La recensione di “Sharenting” (Mondandori) sul blog “La mente pensante”

Nel gennaio 2023 il blog “La mente pensante” ha pubblicato una recensione, a firma di Elena Galbusera, del testo “Sharenting”:

Ho letto tutto d’un fiato Sharentig, il libro di Gianluigi Bonanomi. Essendo mamma da poco questo è un tema che mi coinvolge in prima persona.

Partendo dal presupposto che il ruolo di genitore è probabilmente il più difficile da affrontare il fatto di poter avere degli strumenti utili che ci possano guidare, è fondamentale. Parlando del mondo web lo è ancora di più. Sappiamo tutti come i social siano in constante evoluzione e soprattutto come sia difficile stare al passo con questi cambiamenti soprattutto per noi che non siamo nativi digitali.

Cosa significa sharenting?

La parola “sharenting ” è una crasi di «sharing», ovvero condividere, e «parenting», ovvero essere genitori e si riferisci all’abitudine dei genitori di postare e condividere le foto dei figli. Abitudine questa che può avere dei risvolti gravi spesso ignorati. Nel libro si fa riferimento a numerosi casi di VIP che postano qualsiasi momento della vita dei propri figli ma questa, come ben sappiamo, è una pratica comune a moltissimi genitori.

Una delle prime ricerche per analizzare il fenomeno è stata condotta nel 2014, presso l’Università del Michigan, intervistando 569 genitori di bimbi fra 0 e 4 anni di età. Dalla ricerca emerse che il 56% delle madri e il 34% dei padri avevano postato sui social informazioni riguardanti i figli. Ancora più interessante un secondo dato: il 70% degli intervistati conosceva un genitore che aveva postato informazioni che potevano risultare imbarazzanti per un bambino (56%), che aveva condiviso affermazioni che permettevano di localizzare un bambino (51%), o che aveva pubblicato foto che potevano risultare inappropriate di un bambino (27%).

--------------------------------

» **Quesito proposto 1**:
Rispondi in base al brano sulla recensione di “Sharenting”:
(a) In quale mese e anno il blog ha pubblicato la recensione?
(b) Presso quale università fu condotta la ricerca del 2014?
(c) Quanti genitori furono intervistati in quella ricerca?
» **Quesito proposto 2**:
Elenca tutte le percentuali riportate nel brano. Accanto a ciascuna indica a che cosa si riferisce.
» **Quesito proposto 3**:
Ricopia dal brano il tratto che va da "Ho letto tutto" fino a "siamo nativi digitali.".
Le righe non hanno alcun legame con il brano.

» **Materiale estratto**:

--------------------------------

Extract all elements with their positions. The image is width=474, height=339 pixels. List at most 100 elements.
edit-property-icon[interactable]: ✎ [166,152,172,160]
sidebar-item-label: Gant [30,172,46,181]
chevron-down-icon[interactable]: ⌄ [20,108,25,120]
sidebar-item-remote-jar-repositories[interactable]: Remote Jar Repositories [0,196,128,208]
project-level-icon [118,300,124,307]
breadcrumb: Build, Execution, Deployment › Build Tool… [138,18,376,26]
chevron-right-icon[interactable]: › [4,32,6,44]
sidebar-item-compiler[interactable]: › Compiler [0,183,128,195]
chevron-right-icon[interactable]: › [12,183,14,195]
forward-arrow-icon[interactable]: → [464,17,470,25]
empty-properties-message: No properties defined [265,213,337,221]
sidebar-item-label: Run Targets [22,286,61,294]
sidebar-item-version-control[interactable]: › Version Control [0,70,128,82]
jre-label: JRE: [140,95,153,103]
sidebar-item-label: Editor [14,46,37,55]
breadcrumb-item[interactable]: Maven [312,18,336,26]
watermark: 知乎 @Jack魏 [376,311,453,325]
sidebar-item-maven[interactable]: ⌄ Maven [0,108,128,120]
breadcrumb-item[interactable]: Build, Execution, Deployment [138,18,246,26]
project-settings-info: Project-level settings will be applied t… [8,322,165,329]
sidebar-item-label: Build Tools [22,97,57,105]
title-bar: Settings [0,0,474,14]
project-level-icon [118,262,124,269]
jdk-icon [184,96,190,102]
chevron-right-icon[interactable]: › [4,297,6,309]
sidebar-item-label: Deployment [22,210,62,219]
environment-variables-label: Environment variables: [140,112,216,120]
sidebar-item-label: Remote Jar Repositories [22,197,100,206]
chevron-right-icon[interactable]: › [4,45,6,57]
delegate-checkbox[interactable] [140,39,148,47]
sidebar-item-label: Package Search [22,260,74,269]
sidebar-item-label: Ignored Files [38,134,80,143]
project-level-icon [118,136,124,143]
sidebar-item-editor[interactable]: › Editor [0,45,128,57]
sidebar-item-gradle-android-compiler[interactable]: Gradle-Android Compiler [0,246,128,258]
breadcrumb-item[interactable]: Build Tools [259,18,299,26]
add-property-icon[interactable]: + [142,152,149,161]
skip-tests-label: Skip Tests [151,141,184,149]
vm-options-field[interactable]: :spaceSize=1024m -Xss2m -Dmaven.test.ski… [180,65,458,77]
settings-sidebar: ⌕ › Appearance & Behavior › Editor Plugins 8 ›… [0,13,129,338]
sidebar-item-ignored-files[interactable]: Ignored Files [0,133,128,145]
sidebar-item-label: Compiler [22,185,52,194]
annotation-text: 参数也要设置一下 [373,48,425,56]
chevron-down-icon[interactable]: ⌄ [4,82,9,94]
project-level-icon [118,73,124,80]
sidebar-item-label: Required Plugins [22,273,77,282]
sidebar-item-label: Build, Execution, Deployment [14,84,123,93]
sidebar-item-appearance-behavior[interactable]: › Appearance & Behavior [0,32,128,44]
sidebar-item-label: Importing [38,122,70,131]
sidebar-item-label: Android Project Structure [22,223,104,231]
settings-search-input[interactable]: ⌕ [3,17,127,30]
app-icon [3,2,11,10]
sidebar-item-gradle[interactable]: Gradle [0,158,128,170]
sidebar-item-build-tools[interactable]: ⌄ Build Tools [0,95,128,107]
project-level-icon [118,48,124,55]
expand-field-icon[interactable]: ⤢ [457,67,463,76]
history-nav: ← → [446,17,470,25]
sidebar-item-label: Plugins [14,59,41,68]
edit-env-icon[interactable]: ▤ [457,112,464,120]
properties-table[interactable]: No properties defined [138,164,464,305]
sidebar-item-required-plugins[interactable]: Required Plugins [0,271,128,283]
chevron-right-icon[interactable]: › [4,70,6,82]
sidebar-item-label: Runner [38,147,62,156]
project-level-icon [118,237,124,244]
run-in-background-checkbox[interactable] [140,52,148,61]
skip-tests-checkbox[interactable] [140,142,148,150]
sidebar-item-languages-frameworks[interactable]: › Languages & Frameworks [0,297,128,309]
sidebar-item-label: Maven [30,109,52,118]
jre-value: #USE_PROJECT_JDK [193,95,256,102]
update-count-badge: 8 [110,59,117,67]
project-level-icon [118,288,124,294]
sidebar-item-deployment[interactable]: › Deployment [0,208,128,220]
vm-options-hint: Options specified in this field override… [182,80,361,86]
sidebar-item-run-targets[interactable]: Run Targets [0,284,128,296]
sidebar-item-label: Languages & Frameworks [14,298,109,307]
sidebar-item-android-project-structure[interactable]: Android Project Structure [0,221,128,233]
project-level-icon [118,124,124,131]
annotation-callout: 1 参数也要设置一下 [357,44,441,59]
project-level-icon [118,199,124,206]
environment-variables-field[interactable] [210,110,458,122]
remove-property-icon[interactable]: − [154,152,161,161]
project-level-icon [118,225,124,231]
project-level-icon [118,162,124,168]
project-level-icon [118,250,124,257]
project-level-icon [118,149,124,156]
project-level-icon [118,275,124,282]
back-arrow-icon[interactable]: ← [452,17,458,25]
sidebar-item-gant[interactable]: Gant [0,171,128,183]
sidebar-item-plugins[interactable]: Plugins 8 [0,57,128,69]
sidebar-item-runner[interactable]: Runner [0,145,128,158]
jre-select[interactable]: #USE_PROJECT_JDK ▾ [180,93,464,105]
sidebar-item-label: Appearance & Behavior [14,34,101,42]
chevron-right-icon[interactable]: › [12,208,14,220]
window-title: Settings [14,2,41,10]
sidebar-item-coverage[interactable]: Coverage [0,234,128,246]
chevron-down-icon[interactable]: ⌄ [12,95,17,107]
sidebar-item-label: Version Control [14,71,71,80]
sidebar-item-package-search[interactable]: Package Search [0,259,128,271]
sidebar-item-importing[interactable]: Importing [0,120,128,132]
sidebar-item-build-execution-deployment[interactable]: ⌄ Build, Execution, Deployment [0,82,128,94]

--------------------------------

» **Risultato 1**:
(a) Gennaio 2023.
(b) Università del Michigan.
(c) 569 genitori.

» **Risultato 2**:
- 56%: madri che avevano postato sui social informazioni riguardanti i figli
- 34%: padri che avevano postato sui social informazioni riguardanti i figli
- 70%: intervistati che conoscevano un genitore che aveva postato informazioni problematiche su un bambino
- 56%: informazioni che potevano risultare imbarazzanti per un bambino
- 51%: affermazioni che permettevano di localizzare un bambino
- 27%: foto di un bambino che potevano risultare inappropriate

» **Risultato 3**:
Ho letto tutto d’un fiato Sharentig, il libro di Gianluigi Bonanomi. Essendo mamma da poco questo è un tema che mi coinvolge in prima persona.

Partendo dal presupposto che il ruolo di genitore è probabilmente il più difficile da affrontare il fatto di poter avere degli strumenti utili che ci possano guidare, è fondamentale. Parlando del mondo web lo è ancora di più. Sappiamo tutti come i social siano in constante evoluzione e soprattutto come sia difficile stare al passo con questi cambiamenti soprattutto per noi che non siamo nativi digitali.